▶ WORK TO DO
Return the lines below that carry the word "реконструкцию".

>> start EXTRACTED MATERIAL

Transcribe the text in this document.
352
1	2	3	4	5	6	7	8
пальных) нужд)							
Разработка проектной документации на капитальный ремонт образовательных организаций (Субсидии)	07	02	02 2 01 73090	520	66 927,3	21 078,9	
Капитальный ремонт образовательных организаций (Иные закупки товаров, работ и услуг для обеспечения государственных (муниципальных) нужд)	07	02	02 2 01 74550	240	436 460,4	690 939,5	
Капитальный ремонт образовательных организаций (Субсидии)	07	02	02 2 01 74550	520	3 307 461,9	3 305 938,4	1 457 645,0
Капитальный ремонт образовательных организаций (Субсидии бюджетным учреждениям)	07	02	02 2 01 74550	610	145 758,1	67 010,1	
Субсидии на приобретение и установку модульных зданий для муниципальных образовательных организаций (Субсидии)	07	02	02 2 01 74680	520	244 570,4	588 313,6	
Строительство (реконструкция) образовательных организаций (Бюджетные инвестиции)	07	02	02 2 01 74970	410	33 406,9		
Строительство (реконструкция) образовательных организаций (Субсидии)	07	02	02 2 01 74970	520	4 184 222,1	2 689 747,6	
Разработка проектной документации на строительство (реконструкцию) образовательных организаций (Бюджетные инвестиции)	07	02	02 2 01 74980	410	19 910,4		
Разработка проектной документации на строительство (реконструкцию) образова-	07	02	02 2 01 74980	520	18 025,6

>> end EXTRACTED MATERIAL

▶ WRITTEN SOLUTION
Разработка проектной документации на строительство (реконструкцию) образовательных организаций (Бюджетные инвестиции)	07	02	02 2 01 74980	410	19 910,4		
Разработка проектной документации на строительство (реконструкцию) образова-	07	02	02 2 01 74980	520	18 025,6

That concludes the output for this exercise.